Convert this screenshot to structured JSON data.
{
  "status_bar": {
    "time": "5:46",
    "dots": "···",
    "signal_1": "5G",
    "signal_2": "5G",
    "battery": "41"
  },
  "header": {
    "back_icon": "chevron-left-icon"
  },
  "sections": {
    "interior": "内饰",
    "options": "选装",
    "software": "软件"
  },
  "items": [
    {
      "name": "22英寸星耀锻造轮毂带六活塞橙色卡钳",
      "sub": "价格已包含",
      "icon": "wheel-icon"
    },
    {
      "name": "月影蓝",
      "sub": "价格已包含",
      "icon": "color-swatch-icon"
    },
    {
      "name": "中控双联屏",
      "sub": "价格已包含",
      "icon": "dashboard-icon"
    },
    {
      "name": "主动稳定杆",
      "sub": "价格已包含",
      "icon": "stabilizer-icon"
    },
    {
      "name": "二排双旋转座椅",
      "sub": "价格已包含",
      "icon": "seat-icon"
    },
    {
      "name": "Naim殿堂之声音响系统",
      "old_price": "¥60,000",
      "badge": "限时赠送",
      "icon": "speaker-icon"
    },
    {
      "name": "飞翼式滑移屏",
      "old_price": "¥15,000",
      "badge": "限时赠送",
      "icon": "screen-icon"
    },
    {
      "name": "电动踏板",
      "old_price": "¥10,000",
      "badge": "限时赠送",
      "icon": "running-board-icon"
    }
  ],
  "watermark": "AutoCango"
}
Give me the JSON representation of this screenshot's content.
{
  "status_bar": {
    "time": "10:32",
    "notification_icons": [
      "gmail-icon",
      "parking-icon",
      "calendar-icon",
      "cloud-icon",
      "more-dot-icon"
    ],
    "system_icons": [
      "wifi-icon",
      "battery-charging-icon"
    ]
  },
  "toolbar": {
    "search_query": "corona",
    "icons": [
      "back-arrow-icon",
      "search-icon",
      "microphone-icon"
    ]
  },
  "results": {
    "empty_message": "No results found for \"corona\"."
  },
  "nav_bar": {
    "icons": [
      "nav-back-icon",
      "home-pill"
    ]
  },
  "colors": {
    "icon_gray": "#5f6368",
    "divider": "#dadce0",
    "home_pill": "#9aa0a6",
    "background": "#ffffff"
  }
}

○ ○ ○ ○

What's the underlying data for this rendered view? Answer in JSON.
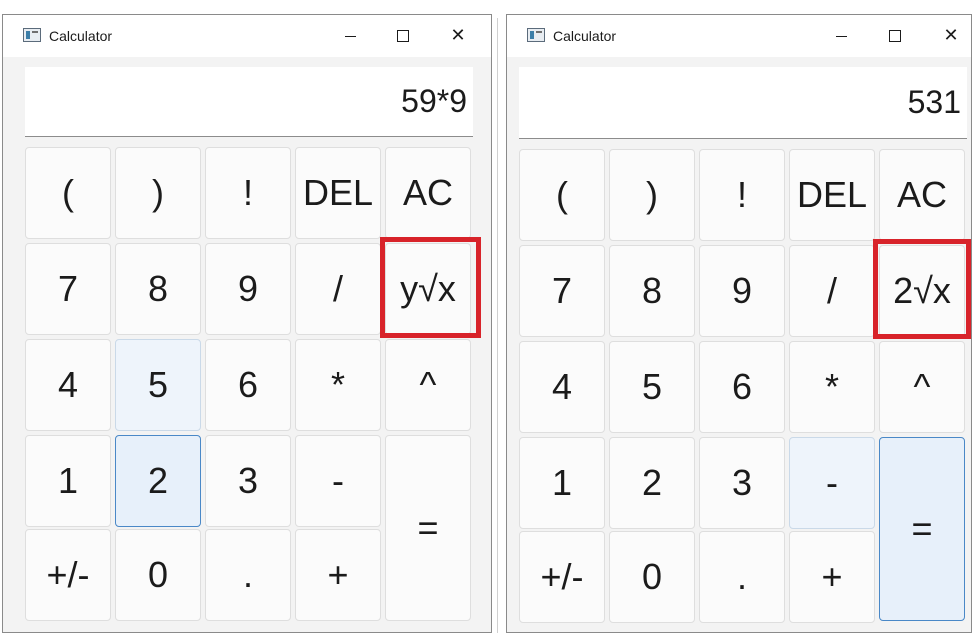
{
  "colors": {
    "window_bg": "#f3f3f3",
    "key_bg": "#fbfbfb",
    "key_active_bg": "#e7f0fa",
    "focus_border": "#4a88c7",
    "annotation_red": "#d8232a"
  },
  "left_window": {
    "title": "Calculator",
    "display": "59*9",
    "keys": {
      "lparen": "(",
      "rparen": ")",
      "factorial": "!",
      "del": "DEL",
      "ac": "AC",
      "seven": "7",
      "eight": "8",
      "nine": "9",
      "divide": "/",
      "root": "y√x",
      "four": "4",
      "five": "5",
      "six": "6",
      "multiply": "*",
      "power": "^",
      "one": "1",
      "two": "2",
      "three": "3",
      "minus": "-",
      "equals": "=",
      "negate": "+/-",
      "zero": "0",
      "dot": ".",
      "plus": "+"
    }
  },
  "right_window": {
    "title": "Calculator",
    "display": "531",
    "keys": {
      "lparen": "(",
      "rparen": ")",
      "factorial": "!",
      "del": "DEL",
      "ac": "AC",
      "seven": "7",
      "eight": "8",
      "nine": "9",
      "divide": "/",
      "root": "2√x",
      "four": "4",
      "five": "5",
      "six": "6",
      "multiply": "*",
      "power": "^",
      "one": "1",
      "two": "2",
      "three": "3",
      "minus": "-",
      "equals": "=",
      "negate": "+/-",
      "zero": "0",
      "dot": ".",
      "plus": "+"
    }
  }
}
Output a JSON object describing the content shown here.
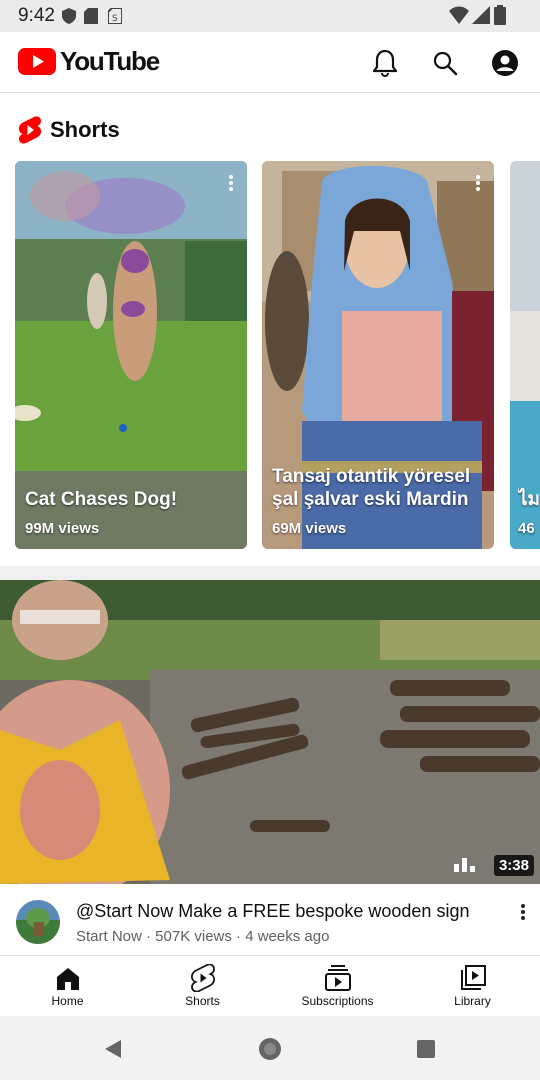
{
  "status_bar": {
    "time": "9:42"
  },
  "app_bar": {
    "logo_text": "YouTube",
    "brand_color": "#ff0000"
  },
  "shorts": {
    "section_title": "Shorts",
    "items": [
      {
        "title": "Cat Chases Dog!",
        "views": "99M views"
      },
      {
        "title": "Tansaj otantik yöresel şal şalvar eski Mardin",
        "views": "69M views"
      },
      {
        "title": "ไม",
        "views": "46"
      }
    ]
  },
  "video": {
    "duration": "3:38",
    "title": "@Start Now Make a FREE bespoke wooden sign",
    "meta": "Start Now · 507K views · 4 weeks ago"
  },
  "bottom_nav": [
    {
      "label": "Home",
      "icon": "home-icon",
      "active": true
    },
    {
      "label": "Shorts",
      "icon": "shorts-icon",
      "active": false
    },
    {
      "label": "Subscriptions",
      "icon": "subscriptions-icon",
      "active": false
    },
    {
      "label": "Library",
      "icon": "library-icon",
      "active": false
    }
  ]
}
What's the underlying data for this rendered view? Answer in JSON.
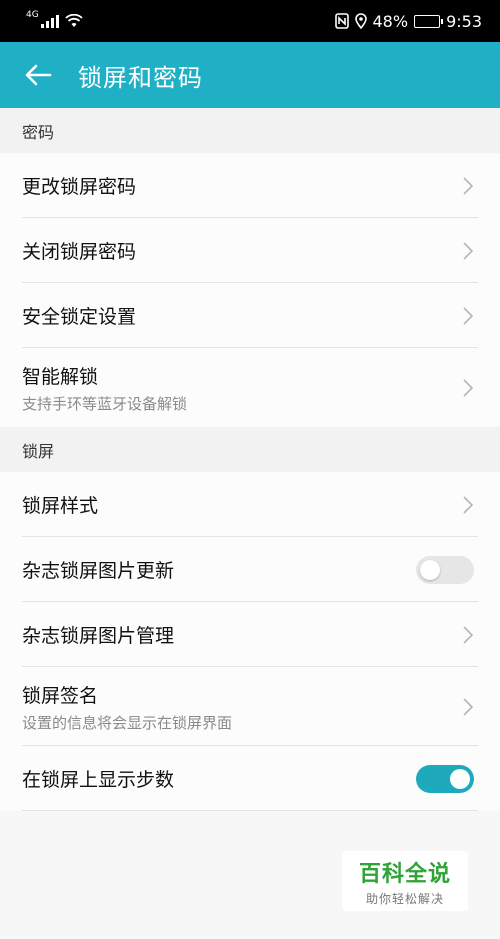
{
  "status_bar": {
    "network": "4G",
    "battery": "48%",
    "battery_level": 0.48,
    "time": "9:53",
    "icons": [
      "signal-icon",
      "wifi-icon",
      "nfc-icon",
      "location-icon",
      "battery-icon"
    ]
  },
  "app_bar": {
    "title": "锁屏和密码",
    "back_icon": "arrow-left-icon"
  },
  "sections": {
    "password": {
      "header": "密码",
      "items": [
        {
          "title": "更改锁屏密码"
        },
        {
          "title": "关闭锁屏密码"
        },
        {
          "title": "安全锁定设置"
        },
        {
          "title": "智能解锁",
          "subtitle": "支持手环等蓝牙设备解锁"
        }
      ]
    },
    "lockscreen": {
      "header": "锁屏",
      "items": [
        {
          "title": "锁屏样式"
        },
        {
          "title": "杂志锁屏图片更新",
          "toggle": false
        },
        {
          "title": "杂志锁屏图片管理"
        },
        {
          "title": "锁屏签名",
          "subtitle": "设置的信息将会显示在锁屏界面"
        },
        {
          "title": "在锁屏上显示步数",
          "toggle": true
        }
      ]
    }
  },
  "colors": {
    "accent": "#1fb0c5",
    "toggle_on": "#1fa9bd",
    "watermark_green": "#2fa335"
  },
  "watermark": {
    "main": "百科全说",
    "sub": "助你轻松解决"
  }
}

○ ○ ○ ○

Given instruction >> Go through the records. Copy each line where "label" appears.

Solution below >>
      "label": "Home",
      "label": "Shorts",
      "label": "Subscriptions",
      "label": "Library",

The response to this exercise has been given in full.